--- Data rows ---
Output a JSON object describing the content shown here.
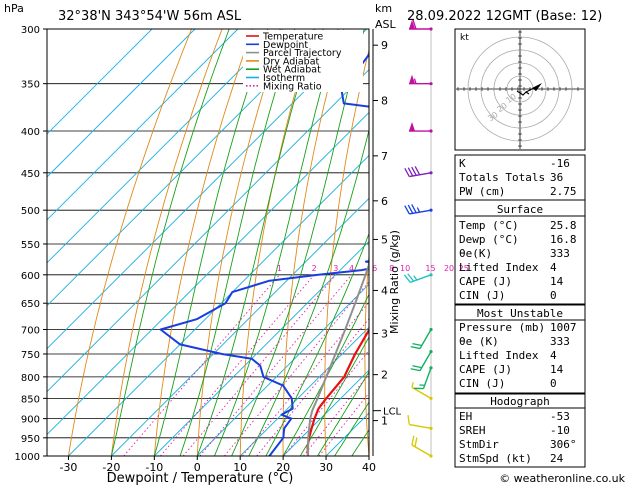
{
  "header": {
    "hpa_label": "hPa",
    "location": "32°38'N  343°54'W  56m  ASL",
    "km_label": "km",
    "asl_label": "ASL",
    "datetime": "28.09.2022  12GMT  (Base: 12)"
  },
  "legend": [
    {
      "label": "Temperature",
      "color": "#e81010"
    },
    {
      "label": "Dewpoint",
      "color": "#1a3de0"
    },
    {
      "label": "Parcel Trajectory",
      "color": "#909090"
    },
    {
      "label": "Dry Adiabat",
      "color": "#e08a1a"
    },
    {
      "label": "Wet Adiabat",
      "color": "#18a018"
    },
    {
      "label": "Isotherm",
      "color": "#18b0e0"
    },
    {
      "label": "Mixing Ratio",
      "color": "#e020b0"
    }
  ],
  "chart_data": {
    "type": "skew-t log-p",
    "title": "32°38'N  343°54'W  56m  ASL",
    "xlabel": "Dewpoint / Temperature (°C)",
    "ylabel": "hPa",
    "xlim": [
      -35,
      40
    ],
    "ylim": [
      1000,
      300
    ],
    "x_ticks": [
      -30,
      -20,
      -10,
      0,
      10,
      20,
      30,
      40
    ],
    "pressure_levels": [
      300,
      350,
      400,
      450,
      500,
      550,
      600,
      650,
      700,
      750,
      800,
      850,
      900,
      950,
      1000
    ],
    "km_ticks": [
      {
        "label": "1",
        "p": 905
      },
      {
        "label": "2",
        "p": 795
      },
      {
        "label": "3",
        "p": 708
      },
      {
        "label": "4",
        "p": 627
      },
      {
        "label": "5",
        "p": 543
      },
      {
        "label": "6",
        "p": 487
      },
      {
        "label": "7",
        "p": 429
      },
      {
        "label": "8",
        "p": 367
      },
      {
        "label": "9",
        "p": 314
      }
    ],
    "lcl": {
      "label": "LCL",
      "p": 880
    },
    "mixing_ratio_label": "Mixing Ratio (g/kg)",
    "mixing_ratio_values": [
      "1",
      "2",
      "3",
      "4",
      "6",
      "8",
      "10",
      "15",
      "20",
      "25"
    ],
    "mixing_ratio_numbers": [
      1,
      2,
      3,
      4,
      6,
      8,
      10,
      15,
      20,
      25
    ],
    "series": [
      {
        "name": "Temperature",
        "points": [
          [
            1000,
            25.8
          ],
          [
            975,
            23.6
          ],
          [
            950,
            21.8
          ],
          [
            925,
            20.2
          ],
          [
            900,
            18.6
          ],
          [
            875,
            17.2
          ],
          [
            850,
            16.6
          ],
          [
            800,
            15.8
          ],
          [
            775,
            14.4
          ],
          [
            750,
            13.0
          ],
          [
            700,
            10.6
          ],
          [
            650,
            7.2
          ],
          [
            600,
            3.0
          ],
          [
            550,
            -1.4
          ],
          [
            500,
            -6.2
          ],
          [
            450,
            -11.6
          ],
          [
            425,
            -14.6
          ],
          [
            400,
            -19.0
          ],
          [
            350,
            -27.6
          ],
          [
            300,
            -37.8
          ]
        ]
      },
      {
        "name": "Dewpoint",
        "points": [
          [
            1000,
            16.8
          ],
          [
            950,
            15.8
          ],
          [
            925,
            13.8
          ],
          [
            900,
            13.2
          ],
          [
            890,
            10.0
          ],
          [
            875,
            11.2
          ],
          [
            850,
            8.6
          ],
          [
            820,
            3.6
          ],
          [
            800,
            -3.0
          ],
          [
            775,
            -6.4
          ],
          [
            760,
            -10.0
          ],
          [
            750,
            -18.0
          ],
          [
            730,
            -30.0
          ],
          [
            700,
            -38.0
          ],
          [
            680,
            -32.0
          ],
          [
            650,
            -29.0
          ],
          [
            630,
            -30.0
          ],
          [
            610,
            -24.0
          ],
          [
            600,
            -14.0
          ],
          [
            592,
            -5.0
          ],
          [
            584,
            -0.2
          ],
          [
            578,
            -6.0
          ],
          [
            570,
            0.8
          ],
          [
            560,
            -3.0
          ],
          [
            550,
            -4.0
          ],
          [
            500,
            -11.8
          ],
          [
            470,
            -15.6
          ],
          [
            450,
            -18.2
          ],
          [
            430,
            -17.4
          ],
          [
            410,
            -22.0
          ],
          [
            395,
            -27.0
          ],
          [
            380,
            -28.5
          ],
          [
            370,
            -48.0
          ],
          [
            355,
            -52.0
          ],
          [
            330,
            -53.0
          ],
          [
            315,
            -54.0
          ],
          [
            300,
            -58.0
          ]
        ]
      },
      {
        "name": "Parcel Trajectory",
        "points": [
          [
            1000,
            25.8
          ],
          [
            950,
            21.6
          ],
          [
            900,
            17.6
          ],
          [
            880,
            16.2
          ],
          [
            850,
            14.6
          ],
          [
            800,
            11.6
          ],
          [
            750,
            8.4
          ],
          [
            700,
            5.0
          ],
          [
            650,
            1.2
          ],
          [
            600,
            -3.0
          ],
          [
            550,
            -7.8
          ],
          [
            500,
            -13.2
          ],
          [
            450,
            -19.4
          ],
          [
            400,
            -26.6
          ],
          [
            350,
            -35.2
          ],
          [
            300,
            -45.6
          ]
        ]
      }
    ],
    "wind_barbs": [
      {
        "p": 1000,
        "dir": 300,
        "spd": 24,
        "color": "#d8c800"
      },
      {
        "p": 925,
        "dir": 280,
        "spd": 10,
        "color": "#d8c800"
      },
      {
        "p": 850,
        "dir": 300,
        "spd": 5,
        "color": "#d8c800"
      },
      {
        "p": 780,
        "dir": 200,
        "spd": 15,
        "color": "#10b060"
      },
      {
        "p": 745,
        "dir": 210,
        "spd": 20,
        "color": "#10b060"
      },
      {
        "p": 700,
        "dir": 210,
        "spd": 20,
        "color": "#10b060"
      },
      {
        "p": 600,
        "dir": 250,
        "spd": 25,
        "color": "#20c0c0"
      },
      {
        "p": 500,
        "dir": 260,
        "spd": 35,
        "color": "#1a40e0"
      },
      {
        "p": 450,
        "dir": 260,
        "spd": 40,
        "color": "#8020c0"
      },
      {
        "p": 400,
        "dir": 270,
        "spd": 50,
        "color": "#c010a0"
      },
      {
        "p": 350,
        "dir": 270,
        "spd": 55,
        "color": "#c010a0"
      },
      {
        "p": 300,
        "dir": 270,
        "spd": 60,
        "color": "#c010a0"
      }
    ]
  },
  "hodograph": {
    "unit_label": "kt",
    "ring_labels": [
      "10",
      "20",
      "30"
    ]
  },
  "indices": {
    "k": {
      "label": "K",
      "value": "-16"
    },
    "tt": {
      "label": "Totals Totals",
      "value": "36"
    },
    "pw": {
      "label": "PW (cm)",
      "value": "2.75"
    }
  },
  "surface": {
    "title": "Surface",
    "temp": {
      "label": "Temp (°C)",
      "value": "25.8"
    },
    "dewp": {
      "label": "Dewp (°C)",
      "value": "16.8"
    },
    "thetae": {
      "label": "θe(K)",
      "value": "333"
    },
    "li": {
      "label": "Lifted Index",
      "value": "4"
    },
    "cape": {
      "label": "CAPE (J)",
      "value": "14"
    },
    "cin": {
      "label": "CIN (J)",
      "value": "0"
    }
  },
  "most_unstable": {
    "title": "Most Unstable",
    "pressure": {
      "label": "Pressure (mb)",
      "value": "1007"
    },
    "thetae": {
      "label": "θe (K)",
      "value": "333"
    },
    "li": {
      "label": "Lifted Index",
      "value": "4"
    },
    "cape": {
      "label": "CAPE (J)",
      "value": "14"
    },
    "cin": {
      "label": "CIN (J)",
      "value": "0"
    }
  },
  "hodo_table": {
    "title": "Hodograph",
    "eh": {
      "label": "EH",
      "value": "-53"
    },
    "sreh": {
      "label": "SREH",
      "value": "-10"
    },
    "stmdir": {
      "label": "StmDir",
      "value": "306°"
    },
    "stmspd": {
      "label": "StmSpd (kt)",
      "value": "24"
    }
  },
  "footer": {
    "copyright": "© weatheronline.co.uk"
  }
}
---
◆ **Directions for this task**
Count the lines that hold the string "Parcel" and state that number alone.

◆ **Finished answer**
2